━━━━━ RECORD EXCERPTS

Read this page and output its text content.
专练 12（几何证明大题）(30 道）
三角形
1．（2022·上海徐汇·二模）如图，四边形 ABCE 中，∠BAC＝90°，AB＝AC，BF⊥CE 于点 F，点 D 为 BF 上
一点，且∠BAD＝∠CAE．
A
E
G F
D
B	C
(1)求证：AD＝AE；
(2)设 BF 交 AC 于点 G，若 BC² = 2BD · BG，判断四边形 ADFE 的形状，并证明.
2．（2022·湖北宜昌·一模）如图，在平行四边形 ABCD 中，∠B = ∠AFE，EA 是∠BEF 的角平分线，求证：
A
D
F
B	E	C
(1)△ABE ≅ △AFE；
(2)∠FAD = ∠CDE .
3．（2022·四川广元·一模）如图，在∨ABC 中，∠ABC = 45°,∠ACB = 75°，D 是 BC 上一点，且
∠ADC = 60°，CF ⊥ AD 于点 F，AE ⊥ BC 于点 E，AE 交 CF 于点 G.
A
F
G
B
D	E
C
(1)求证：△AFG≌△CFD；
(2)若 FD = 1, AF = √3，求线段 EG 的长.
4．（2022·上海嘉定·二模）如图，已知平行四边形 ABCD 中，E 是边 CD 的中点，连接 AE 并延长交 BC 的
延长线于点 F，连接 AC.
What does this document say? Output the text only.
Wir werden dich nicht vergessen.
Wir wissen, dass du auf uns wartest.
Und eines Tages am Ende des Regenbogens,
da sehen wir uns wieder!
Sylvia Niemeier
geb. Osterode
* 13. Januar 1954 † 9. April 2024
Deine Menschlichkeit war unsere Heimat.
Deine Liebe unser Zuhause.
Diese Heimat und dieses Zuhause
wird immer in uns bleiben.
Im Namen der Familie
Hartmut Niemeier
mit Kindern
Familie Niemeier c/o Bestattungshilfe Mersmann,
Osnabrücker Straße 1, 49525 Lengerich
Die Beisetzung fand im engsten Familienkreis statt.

━━━━━━━━━━

◆ PROBLEM DETAILS
Copy out each line exactly.

◆ FULL SOLUTION
Read this page and output its text content.
专练 12（几何证明大题）(30 道）
三角形
1．（2022·上海徐汇·二模）如图，四边形 ABCE 中，∠BAC＝90°，AB＝AC，BF⊥CE 于点 F，点 D 为 BF 上
一点，且∠BAD＝∠CAE．
A
E
G F
D
B	C
(1)求证：AD＝AE；
(2)设 BF 交 AC 于点 G，若 BC² = 2BD · BG，判断四边形 ADFE 的形状，并证明.
2．（2022·湖北宜昌·一模）如图，在平行四边形 ABCD 中，∠B = ∠AFE，EA 是∠BEF 的角平分线，求证：
A
D
F
B	E	C
(1)△ABE ≅ △AFE；
(2)∠FAD = ∠CDE .
3．（2022·四川广元·一模）如图，在∨ABC 中，∠ABC = 45°,∠ACB = 75°，D 是 BC 上一点，且
∠ADC = 60°，CF ⊥ AD 于点 F，AE ⊥ BC 于点 E，AE 交 CF 于点 G.
A
F
G
B
D	E
C
(1)求证：△AFG≌△CFD；
(2)若 FD = 1, AF = √3，求线段 EG 的长.
4．（2022·上海嘉定·二模）如图，已知平行四边形 ABCD 中，E 是边 CD 的中点，连接 AE 并延长交 BC 的
延长线于点 F，连接 AC.
What does this document say? Output the text only.
Wir werden dich nicht vergessen.
Wir wissen, dass du auf uns wartest.
Und eines Tages am Ende des Regenbogens,
da sehen wir uns wieder!
Sylvia Niemeier
geb. Osterode
* 13. Januar 1954 † 9. April 2024
Deine Menschlichkeit war unsere Heimat.
Deine Liebe unser Zuhause.
Diese Heimat und dieses Zuhause
wird immer in uns bleiben.
Im Namen der Familie
Hartmut Niemeier
mit Kindern
Familie Niemeier c/o Bestattungshilfe Mersmann,
Osnabrücker Straße 1, 49525 Lengerich
Die Beisetzung fand im engsten Familienkreis statt.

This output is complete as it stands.